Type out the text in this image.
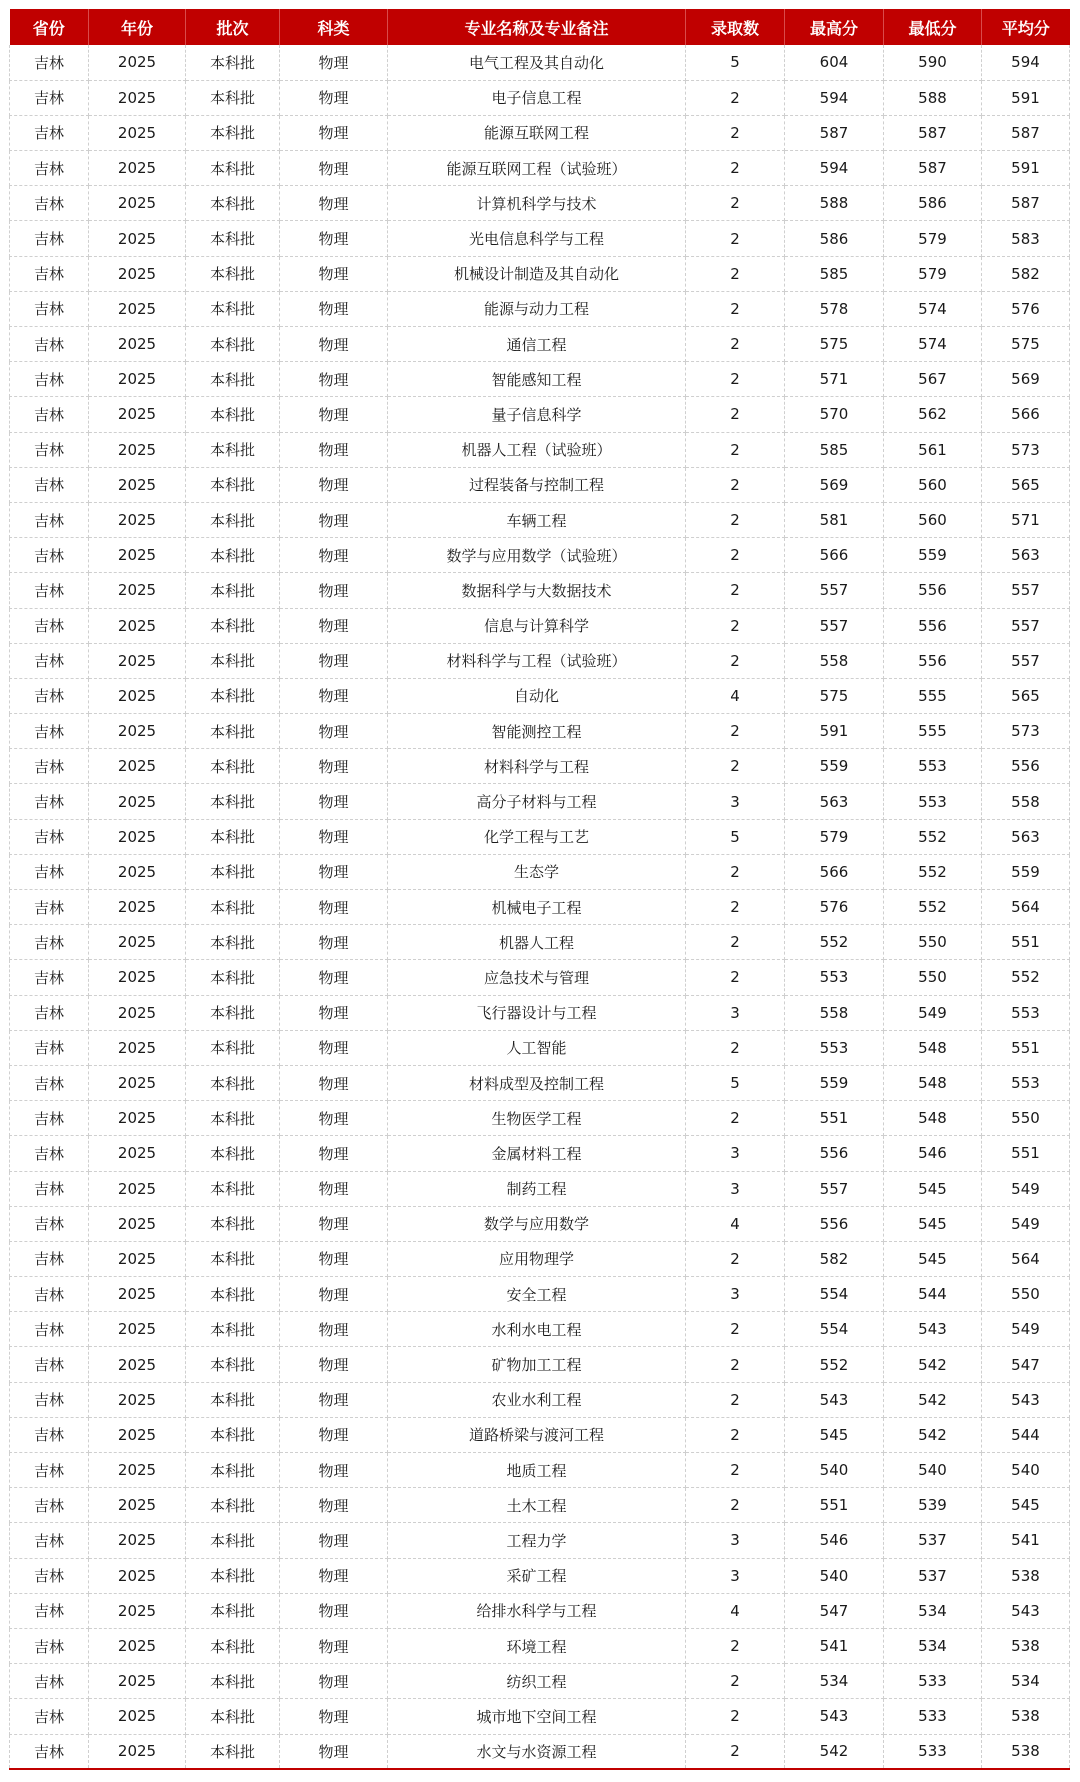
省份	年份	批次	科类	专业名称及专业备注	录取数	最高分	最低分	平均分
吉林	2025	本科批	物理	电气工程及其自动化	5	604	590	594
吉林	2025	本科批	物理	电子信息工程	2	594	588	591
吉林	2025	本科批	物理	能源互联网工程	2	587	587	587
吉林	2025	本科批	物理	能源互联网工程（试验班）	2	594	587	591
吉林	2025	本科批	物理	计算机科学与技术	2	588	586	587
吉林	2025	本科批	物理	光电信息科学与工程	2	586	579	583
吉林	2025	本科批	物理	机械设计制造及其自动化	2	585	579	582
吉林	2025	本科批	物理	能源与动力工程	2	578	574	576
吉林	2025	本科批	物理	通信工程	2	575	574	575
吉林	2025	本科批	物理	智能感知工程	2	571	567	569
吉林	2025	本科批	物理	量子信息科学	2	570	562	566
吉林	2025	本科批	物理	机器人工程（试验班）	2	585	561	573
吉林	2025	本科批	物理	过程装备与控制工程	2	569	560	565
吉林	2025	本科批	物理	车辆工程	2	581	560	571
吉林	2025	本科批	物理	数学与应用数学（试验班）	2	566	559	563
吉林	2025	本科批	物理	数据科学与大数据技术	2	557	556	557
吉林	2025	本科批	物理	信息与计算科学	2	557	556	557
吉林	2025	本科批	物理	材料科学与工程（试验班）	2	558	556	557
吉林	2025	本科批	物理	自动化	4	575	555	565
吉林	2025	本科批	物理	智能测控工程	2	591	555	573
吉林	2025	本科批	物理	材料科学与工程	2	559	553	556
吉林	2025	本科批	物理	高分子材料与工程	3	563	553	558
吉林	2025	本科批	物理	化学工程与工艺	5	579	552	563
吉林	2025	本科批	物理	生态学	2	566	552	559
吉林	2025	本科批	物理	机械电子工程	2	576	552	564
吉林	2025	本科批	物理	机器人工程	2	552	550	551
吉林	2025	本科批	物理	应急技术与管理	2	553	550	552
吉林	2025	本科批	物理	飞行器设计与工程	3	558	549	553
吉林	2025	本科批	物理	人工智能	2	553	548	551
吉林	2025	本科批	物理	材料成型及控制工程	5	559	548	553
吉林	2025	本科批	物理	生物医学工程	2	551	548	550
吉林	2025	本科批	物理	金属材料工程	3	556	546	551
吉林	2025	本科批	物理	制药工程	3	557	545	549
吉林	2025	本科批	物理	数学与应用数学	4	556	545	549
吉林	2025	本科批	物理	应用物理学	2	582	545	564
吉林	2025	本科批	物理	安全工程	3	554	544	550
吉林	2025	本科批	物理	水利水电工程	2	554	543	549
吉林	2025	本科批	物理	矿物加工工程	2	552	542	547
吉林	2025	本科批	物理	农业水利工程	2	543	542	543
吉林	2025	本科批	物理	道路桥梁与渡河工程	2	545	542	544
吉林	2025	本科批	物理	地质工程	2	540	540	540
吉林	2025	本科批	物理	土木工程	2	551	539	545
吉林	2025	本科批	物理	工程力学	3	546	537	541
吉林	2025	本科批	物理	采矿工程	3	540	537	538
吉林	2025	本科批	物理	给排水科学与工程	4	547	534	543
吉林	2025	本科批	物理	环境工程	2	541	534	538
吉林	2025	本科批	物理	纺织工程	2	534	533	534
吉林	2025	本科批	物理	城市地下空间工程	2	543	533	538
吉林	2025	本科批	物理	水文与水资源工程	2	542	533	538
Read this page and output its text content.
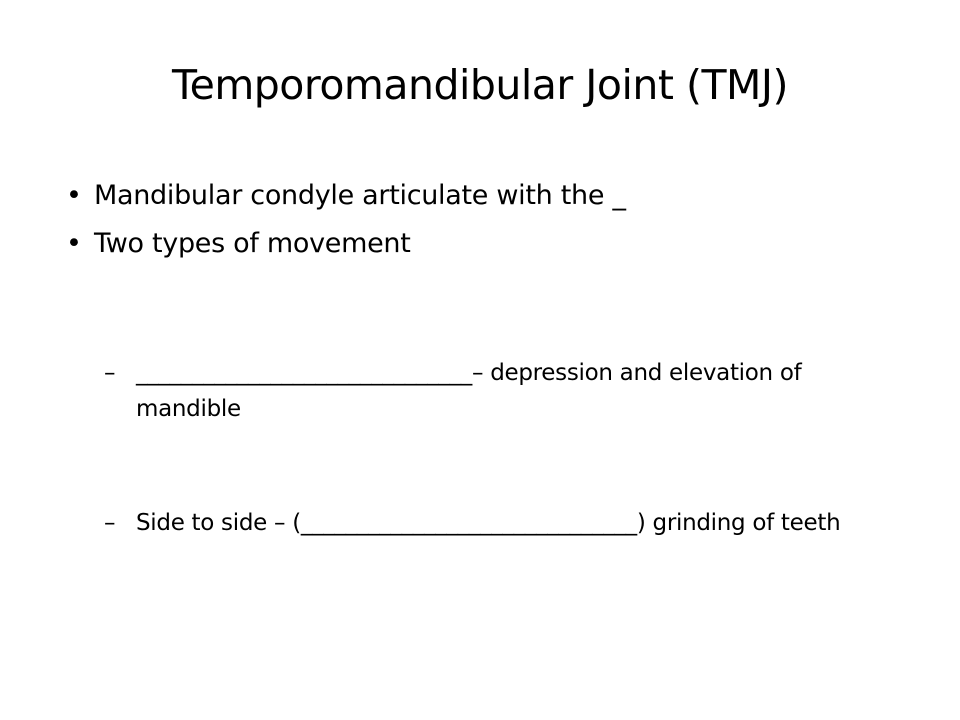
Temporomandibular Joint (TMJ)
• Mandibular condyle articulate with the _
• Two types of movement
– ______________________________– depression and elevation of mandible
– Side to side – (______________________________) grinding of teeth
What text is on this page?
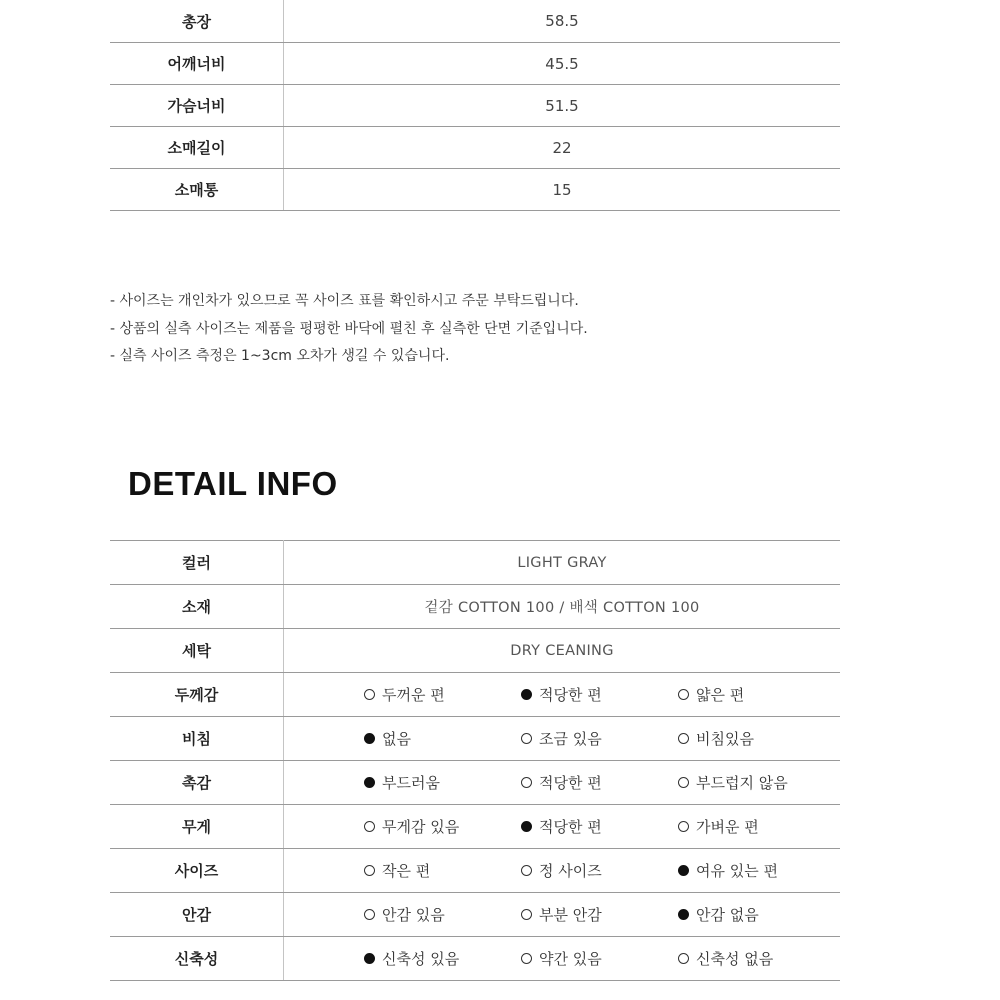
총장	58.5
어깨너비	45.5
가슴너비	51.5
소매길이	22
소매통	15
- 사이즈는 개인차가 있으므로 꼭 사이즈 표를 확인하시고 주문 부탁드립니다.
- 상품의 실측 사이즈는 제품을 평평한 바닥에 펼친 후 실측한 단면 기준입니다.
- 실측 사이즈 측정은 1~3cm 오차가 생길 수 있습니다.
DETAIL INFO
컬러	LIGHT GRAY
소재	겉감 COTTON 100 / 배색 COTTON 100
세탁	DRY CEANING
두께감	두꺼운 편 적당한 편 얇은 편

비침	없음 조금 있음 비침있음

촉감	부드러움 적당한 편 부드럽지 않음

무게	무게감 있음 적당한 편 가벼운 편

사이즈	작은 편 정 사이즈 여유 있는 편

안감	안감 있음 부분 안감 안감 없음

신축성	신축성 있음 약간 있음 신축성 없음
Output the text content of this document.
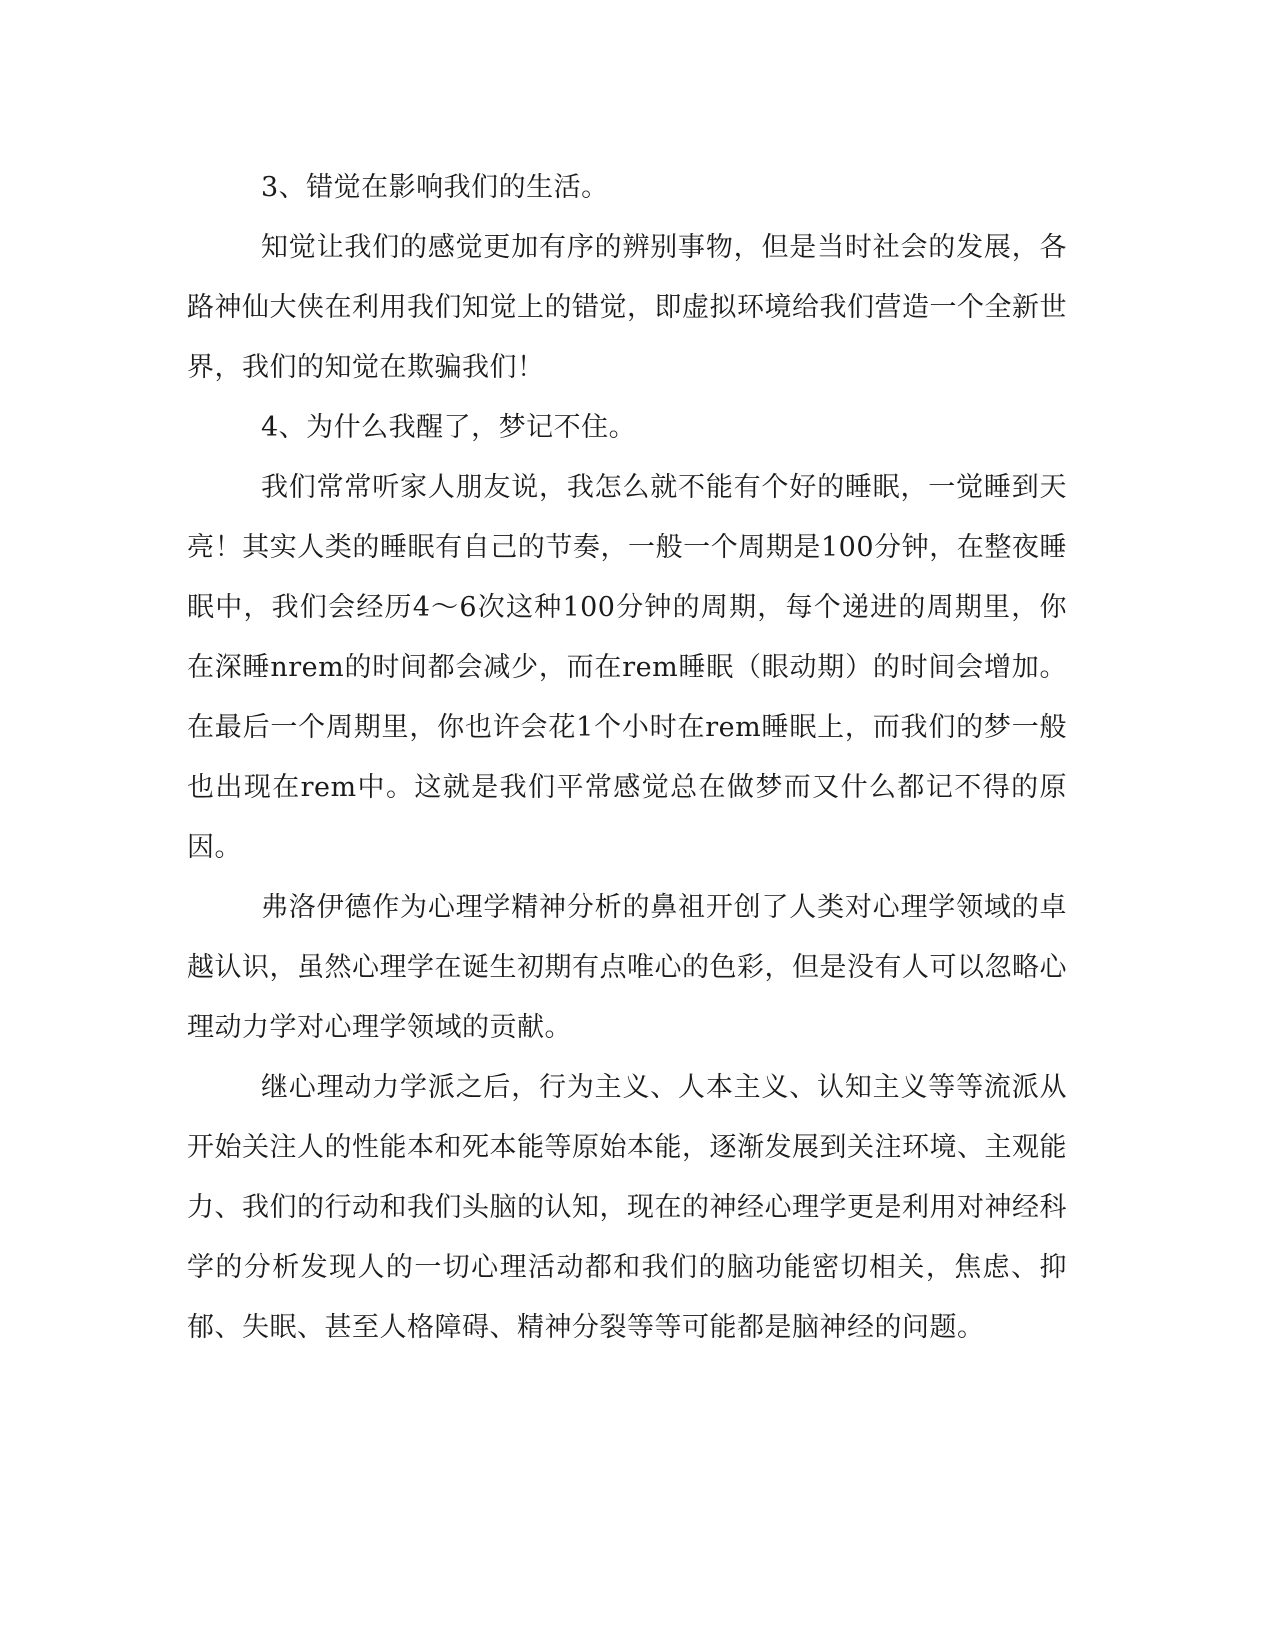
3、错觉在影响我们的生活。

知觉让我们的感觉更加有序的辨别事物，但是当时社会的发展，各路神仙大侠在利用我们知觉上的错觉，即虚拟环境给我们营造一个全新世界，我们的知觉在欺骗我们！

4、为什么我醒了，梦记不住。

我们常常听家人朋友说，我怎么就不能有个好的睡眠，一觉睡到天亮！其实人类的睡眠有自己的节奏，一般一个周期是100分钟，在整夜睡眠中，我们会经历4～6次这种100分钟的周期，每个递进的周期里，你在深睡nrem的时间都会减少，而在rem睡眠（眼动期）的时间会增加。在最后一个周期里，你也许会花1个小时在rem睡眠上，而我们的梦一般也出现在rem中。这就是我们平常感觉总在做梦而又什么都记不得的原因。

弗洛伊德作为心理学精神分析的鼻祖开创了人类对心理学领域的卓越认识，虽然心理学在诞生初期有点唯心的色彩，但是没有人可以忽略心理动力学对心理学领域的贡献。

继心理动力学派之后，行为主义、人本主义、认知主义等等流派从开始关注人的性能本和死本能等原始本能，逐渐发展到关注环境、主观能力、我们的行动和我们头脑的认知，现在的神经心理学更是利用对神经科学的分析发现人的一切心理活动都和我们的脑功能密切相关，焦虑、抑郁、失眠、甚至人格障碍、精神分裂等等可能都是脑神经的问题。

#### Requirements
Take the records above and transcribe them exactly, dropping every picture.

#### Finished answer
Type out the text in this image.
省份	年份	批次	科类	专业名称及专业备注	录取数	最高分	最低分	平均分
吉林	2025	本科批	物理	电气工程及其自动化	5	604	590	594
吉林	2025	本科批	物理	电子信息工程	2	594	588	591
吉林	2025	本科批	物理	能源互联网工程	2	587	587	587
吉林	2025	本科批	物理	能源互联网工程（试验班）	2	594	587	591
吉林	2025	本科批	物理	计算机科学与技术	2	588	586	587
吉林	2025	本科批	物理	光电信息科学与工程	2	586	579	583
吉林	2025	本科批	物理	机械设计制造及其自动化	2	585	579	582
吉林	2025	本科批	物理	能源与动力工程	2	578	574	576
吉林	2025	本科批	物理	通信工程	2	575	574	575
吉林	2025	本科批	物理	智能感知工程	2	571	567	569
吉林	2025	本科批	物理	量子信息科学	2	570	562	566
吉林	2025	本科批	物理	机器人工程（试验班）	2	585	561	573
吉林	2025	本科批	物理	过程装备与控制工程	2	569	560	565
吉林	2025	本科批	物理	车辆工程	2	581	560	571
吉林	2025	本科批	物理	数学与应用数学（试验班）	2	566	559	563
吉林	2025	本科批	物理	数据科学与大数据技术	2	557	556	557
吉林	2025	本科批	物理	信息与计算科学	2	557	556	557
吉林	2025	本科批	物理	材料科学与工程（试验班）	2	558	556	557
吉林	2025	本科批	物理	自动化	4	575	555	565
吉林	2025	本科批	物理	智能测控工程	2	591	555	573
吉林	2025	本科批	物理	材料科学与工程	2	559	553	556
吉林	2025	本科批	物理	高分子材料与工程	3	563	553	558
吉林	2025	本科批	物理	化学工程与工艺	5	579	552	563
吉林	2025	本科批	物理	生态学	2	566	552	559
吉林	2025	本科批	物理	机械电子工程	2	576	552	564
吉林	2025	本科批	物理	机器人工程	2	552	550	551
吉林	2025	本科批	物理	应急技术与管理	2	553	550	552
吉林	2025	本科批	物理	飞行器设计与工程	3	558	549	553
吉林	2025	本科批	物理	人工智能	2	553	548	551
吉林	2025	本科批	物理	材料成型及控制工程	5	559	548	553
吉林	2025	本科批	物理	生物医学工程	2	551	548	550
吉林	2025	本科批	物理	金属材料工程	3	556	546	551
吉林	2025	本科批	物理	制药工程	3	557	545	549
吉林	2025	本科批	物理	数学与应用数学	4	556	545	549
吉林	2025	本科批	物理	应用物理学	2	582	545	564
吉林	2025	本科批	物理	安全工程	3	554	544	550
吉林	2025	本科批	物理	水利水电工程	2	554	543	549
吉林	2025	本科批	物理	矿物加工工程	2	552	542	547
吉林	2025	本科批	物理	农业水利工程	2	543	542	543
吉林	2025	本科批	物理	道路桥梁与渡河工程	2	545	542	544
吉林	2025	本科批	物理	地质工程	2	540	540	540
吉林	2025	本科批	物理	土木工程	2	551	539	545
吉林	2025	本科批	物理	工程力学	3	546	537	541
吉林	2025	本科批	物理	采矿工程	3	540	537	538
吉林	2025	本科批	物理	给排水科学与工程	4	547	534	543
吉林	2025	本科批	物理	环境工程	2	541	534	538
吉林	2025	本科批	物理	纺织工程	2	534	533	534
吉林	2025	本科批	物理	城市地下空间工程	2	543	533	538
吉林	2025	本科批	物理	水文与水资源工程	2	542	533	538
Read this page and output its text content.
Temporomandibular Joint (TMJ)
• Mandibular condyle articulate with the _
• Two types of movement
– ______________________________– depression and elevation of mandible
– Side to side – (______________________________) grinding of teeth
What text is on this page?
총장	58.5
어깨너비	45.5
가슴너비	51.5
소매길이	22
소매통	15
- 사이즈는 개인차가 있으므로 꼭 사이즈 표를 확인하시고 주문 부탁드립니다.
- 상품의 실측 사이즈는 제품을 평평한 바닥에 펼친 후 실측한 단면 기준입니다.
- 실측 사이즈 측정은 1~3cm 오차가 생길 수 있습니다.
DETAIL INFO
컬러	LIGHT GRAY
소재	겉감 COTTON 100 / 배색 COTTON 100
세탁	DRY CEANING
두께감	두꺼운 편 적당한 편 얇은 편

비침	없음 조금 있음 비침있음

촉감	부드러움 적당한 편 부드럽지 않음

무게	무게감 있음 적당한 편 가벼운 편

사이즈	작은 편 정 사이즈 여유 있는 편

안감	안감 있음 부분 안감 안감 없음

신축성	신축성 있음 약간 있음 신축성 없음
Output the text content of this document.
3、错觉在影响我们的生活。

知觉让我们的感觉更加有序的辨别事物，但是当时社会的发展，各路神仙大侠在利用我们知觉上的错觉，即虚拟环境给我们营造一个全新世界，我们的知觉在欺骗我们！

4、为什么我醒了，梦记不住。

我们常常听家人朋友说，我怎么就不能有个好的睡眠，一觉睡到天亮！其实人类的睡眠有自己的节奏，一般一个周期是100分钟，在整夜睡眠中，我们会经历4～6次这种100分钟的周期，每个递进的周期里，你在深睡nrem的时间都会减少，而在rem睡眠（眼动期）的时间会增加。在最后一个周期里，你也许会花1个小时在rem睡眠上，而我们的梦一般也出现在rem中。这就是我们平常感觉总在做梦而又什么都记不得的原因。

弗洛伊德作为心理学精神分析的鼻祖开创了人类对心理学领域的卓越认识，虽然心理学在诞生初期有点唯心的色彩，但是没有人可以忽略心理动力学对心理学领域的贡献。

继心理动力学派之后，行为主义、人本主义、认知主义等等流派从开始关注人的性能本和死本能等原始本能，逐渐发展到关注环境、主观能力、我们的行动和我们头脑的认知，现在的神经心理学更是利用对神经科学的分析发现人的一切心理活动都和我们的脑功能密切相关，焦虑、抑郁、失眠、甚至人格障碍、精神分裂等等可能都是脑神经的问题。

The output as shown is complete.